→ YOUR GOAL
Each entry below should be written out exactly as it is, with no pictures.

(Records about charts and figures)

* BEGIN *

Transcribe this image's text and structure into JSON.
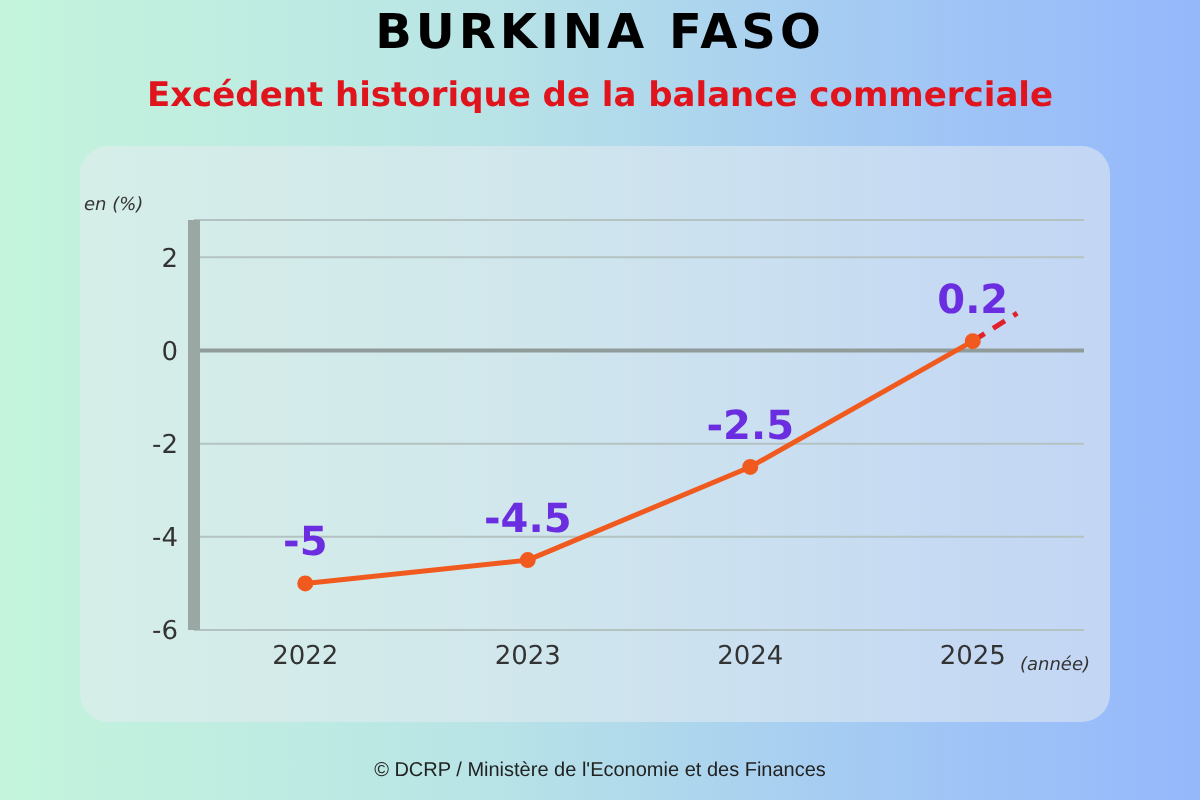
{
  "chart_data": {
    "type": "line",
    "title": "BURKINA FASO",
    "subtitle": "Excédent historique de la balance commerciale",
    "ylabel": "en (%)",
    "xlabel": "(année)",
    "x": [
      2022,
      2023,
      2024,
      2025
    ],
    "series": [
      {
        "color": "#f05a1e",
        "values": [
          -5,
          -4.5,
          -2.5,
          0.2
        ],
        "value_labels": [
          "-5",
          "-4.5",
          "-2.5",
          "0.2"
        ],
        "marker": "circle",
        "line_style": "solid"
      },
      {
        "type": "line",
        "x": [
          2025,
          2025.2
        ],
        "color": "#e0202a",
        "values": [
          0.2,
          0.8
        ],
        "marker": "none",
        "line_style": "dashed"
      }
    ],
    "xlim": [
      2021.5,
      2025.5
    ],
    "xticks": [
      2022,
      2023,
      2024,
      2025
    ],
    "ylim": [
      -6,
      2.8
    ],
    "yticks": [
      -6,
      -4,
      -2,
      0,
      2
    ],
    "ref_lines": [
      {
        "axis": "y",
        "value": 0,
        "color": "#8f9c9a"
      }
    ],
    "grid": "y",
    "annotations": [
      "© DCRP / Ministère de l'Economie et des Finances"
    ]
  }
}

* END *

→ RESPONSE TO THIS TASK
Transcribe this image's text and structure into JSON.
{
  "chart_data": {
    "type": "line",
    "title": "BURKINA FASO",
    "subtitle": "Excédent historique de la balance commerciale",
    "ylabel": "en (%)",
    "xlabel": "(année)",
    "x": [
      2022,
      2023,
      2024,
      2025
    ],
    "series": [
      {
        "color": "#f05a1e",
        "values": [
          -5,
          -4.5,
          -2.5,
          0.2
        ],
        "value_labels": [
          "-5",
          "-4.5",
          "-2.5",
          "0.2"
        ],
        "marker": "circle",
        "line_style": "solid"
      },
      {
        "type": "line",
        "x": [
          2025,
          2025.2
        ],
        "color": "#e0202a",
        "values": [
          0.2,
          0.8
        ],
        "marker": "none",
        "line_style": "dashed"
      }
    ],
    "xlim": [
      2021.5,
      2025.5
    ],
    "xticks": [
      2022,
      2023,
      2024,
      2025
    ],
    "ylim": [
      -6,
      2.8
    ],
    "yticks": [
      -6,
      -4,
      -2,
      0,
      2
    ],
    "ref_lines": [
      {
        "axis": "y",
        "value": 0,
        "color": "#8f9c9a"
      }
    ],
    "grid": "y",
    "annotations": [
      "© DCRP / Ministère de l'Economie et des Finances"
    ]
  }
}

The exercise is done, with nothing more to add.